> 分析用テキスト
%%

医学教育つれづれ

医学教育に関する論文のPOINTを書き出した備忘録的なブログです。

健康の社会的決定要因に関する学生への評価のための専門家による合意形成ガイドライン

Expert Consensus Guidelines for Assessing Students on the Social Determinants of Health
Karen A. MangoldORCID Icon, Anna-leila Williams, Wivine Ngongo, Marissa Liveris, Amy E. Caruso Brown, Mark D. Adler &  show all
Received 16 Jul 2021, Accepted 02 Feb 2022, Published online: 16 Mar 2022
Download citation  https://doi.org/10.1080/10401334.2022.2045490 

 

https://www.tandfonline.com/doi/full/10.1080/10401334.2022.2045490?af=R

 

現象

教育効果を上げるために必要なプログラムの変更には、評価と評価のガイドラインが必要です。現在,医師および医師助手PA)教育において,学習者を評価し,健康の社会的決定要因(SDOH)に関するプログラムを評価するための教育者のための広く受け入れられたガイドラインは存在しない.そこで、SDOHに関する効果的な学習者評価とプログラム評価について専門家のコンセンサスを得て、SDOH教育に関連するベストプラクティスを推奨することを目指した。

%%

> 課題データ

%%

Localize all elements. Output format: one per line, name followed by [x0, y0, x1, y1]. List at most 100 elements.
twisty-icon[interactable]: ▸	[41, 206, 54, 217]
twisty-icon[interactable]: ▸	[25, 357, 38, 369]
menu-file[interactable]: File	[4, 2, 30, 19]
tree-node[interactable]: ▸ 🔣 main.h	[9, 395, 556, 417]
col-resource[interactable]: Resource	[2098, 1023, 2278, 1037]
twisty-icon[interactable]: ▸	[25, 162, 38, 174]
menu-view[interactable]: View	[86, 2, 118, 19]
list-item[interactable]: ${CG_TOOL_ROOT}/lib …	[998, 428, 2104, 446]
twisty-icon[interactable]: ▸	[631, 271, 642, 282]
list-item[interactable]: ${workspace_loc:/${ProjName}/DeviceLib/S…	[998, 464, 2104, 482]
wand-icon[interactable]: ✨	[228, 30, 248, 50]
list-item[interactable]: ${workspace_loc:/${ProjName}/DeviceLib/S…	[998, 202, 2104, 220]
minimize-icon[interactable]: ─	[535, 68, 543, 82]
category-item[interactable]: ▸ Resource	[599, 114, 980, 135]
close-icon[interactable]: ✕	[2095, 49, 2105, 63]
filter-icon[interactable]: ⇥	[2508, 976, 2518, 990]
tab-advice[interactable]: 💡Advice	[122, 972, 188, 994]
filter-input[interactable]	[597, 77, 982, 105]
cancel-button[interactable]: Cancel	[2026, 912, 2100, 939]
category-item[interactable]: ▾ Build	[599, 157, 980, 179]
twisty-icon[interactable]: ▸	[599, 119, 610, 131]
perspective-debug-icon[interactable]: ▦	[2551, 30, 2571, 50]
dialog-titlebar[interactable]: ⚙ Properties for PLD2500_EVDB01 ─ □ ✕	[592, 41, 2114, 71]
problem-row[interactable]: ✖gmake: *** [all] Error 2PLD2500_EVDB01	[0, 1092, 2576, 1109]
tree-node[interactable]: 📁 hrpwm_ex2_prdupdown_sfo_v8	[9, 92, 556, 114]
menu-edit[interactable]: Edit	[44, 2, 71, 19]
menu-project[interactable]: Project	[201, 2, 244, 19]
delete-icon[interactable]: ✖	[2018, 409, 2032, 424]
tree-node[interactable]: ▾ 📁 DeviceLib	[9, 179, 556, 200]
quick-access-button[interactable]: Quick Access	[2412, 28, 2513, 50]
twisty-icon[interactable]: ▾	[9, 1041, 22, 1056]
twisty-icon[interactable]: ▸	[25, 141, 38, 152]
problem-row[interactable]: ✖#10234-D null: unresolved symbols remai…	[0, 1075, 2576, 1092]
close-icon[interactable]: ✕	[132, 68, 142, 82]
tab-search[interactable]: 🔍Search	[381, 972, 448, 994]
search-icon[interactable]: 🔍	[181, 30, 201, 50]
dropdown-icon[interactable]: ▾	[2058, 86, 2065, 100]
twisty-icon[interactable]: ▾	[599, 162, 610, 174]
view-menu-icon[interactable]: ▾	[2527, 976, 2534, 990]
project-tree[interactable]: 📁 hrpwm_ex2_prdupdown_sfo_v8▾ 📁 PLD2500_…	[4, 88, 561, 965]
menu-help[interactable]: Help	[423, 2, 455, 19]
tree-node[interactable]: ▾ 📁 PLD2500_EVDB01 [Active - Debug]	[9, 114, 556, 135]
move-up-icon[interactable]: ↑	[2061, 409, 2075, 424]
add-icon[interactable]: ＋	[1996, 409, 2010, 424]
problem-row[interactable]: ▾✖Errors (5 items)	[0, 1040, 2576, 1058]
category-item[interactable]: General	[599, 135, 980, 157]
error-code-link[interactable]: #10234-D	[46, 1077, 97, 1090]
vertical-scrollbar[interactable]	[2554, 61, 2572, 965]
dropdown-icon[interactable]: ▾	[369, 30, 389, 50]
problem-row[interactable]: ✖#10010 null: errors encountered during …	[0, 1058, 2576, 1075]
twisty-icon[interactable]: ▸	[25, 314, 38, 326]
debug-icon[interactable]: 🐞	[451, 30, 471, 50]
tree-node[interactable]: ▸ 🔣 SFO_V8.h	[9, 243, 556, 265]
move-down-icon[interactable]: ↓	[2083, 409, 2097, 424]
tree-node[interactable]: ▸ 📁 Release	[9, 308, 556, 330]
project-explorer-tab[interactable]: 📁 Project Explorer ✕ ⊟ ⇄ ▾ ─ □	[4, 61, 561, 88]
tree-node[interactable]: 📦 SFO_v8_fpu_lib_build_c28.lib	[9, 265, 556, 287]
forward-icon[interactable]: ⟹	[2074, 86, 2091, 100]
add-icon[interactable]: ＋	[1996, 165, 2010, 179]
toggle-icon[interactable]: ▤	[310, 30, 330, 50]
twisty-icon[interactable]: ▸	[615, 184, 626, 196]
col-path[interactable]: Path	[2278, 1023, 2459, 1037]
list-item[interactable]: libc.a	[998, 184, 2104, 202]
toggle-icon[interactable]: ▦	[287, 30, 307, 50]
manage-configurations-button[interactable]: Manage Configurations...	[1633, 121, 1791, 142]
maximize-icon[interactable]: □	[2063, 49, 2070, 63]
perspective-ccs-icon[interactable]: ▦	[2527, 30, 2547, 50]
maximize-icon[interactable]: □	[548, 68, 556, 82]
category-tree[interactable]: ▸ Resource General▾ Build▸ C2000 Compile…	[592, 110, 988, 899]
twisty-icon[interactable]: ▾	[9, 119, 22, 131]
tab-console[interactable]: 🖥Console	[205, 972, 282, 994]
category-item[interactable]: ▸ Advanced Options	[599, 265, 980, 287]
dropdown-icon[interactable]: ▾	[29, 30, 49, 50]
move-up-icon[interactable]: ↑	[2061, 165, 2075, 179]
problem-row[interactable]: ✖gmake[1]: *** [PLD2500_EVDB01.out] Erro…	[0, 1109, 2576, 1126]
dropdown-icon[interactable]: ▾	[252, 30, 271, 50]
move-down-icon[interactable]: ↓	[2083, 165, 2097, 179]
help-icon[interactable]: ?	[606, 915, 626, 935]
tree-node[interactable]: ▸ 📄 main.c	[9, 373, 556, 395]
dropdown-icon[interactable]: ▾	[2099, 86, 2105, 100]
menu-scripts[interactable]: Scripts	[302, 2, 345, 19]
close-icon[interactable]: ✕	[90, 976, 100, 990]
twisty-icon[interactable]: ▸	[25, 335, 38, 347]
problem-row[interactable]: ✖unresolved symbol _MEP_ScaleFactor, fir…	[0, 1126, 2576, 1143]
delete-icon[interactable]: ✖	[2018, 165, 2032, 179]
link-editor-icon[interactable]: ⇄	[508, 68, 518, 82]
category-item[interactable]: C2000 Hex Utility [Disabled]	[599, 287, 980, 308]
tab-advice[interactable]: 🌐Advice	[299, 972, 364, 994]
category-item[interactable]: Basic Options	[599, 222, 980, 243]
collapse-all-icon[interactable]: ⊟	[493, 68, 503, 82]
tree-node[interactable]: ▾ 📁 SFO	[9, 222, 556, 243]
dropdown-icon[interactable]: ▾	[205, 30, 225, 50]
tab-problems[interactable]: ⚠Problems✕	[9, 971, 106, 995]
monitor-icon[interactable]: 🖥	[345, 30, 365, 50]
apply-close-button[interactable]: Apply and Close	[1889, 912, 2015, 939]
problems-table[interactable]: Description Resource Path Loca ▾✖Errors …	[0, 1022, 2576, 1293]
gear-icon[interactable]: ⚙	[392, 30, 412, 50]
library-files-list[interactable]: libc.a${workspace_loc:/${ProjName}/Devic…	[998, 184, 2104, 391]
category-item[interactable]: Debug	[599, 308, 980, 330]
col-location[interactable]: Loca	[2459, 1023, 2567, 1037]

%%

> 課題指示
(1) 分析用テキストで紹介されている論文の受理日はいつですか。
(2) 分析用テキストのうち、「教育効果を上げるために必要な」から「スを推奨することを目指した。」までを、両端を含めて一字一句変えずに返してください。

> 解答
(1) 2022年2月2日です。

(2)
教育効果を上げるために必要なプログラムの変更には、評価と評価のガイドラインが必要です。現在,医師および医師助手PA)教育において,学習者を評価し,健康の社会的決定要因(SDOH)に関するプログラムを評価するための教育者のための広く受け入れられたガイドラインは存在しない.そこで、SDOHに関する効果的な学習者評価とプログラム評価について専門家のコンセンサスを得て、SDOH教育に関連するベストプラクティスを推奨することを目指した。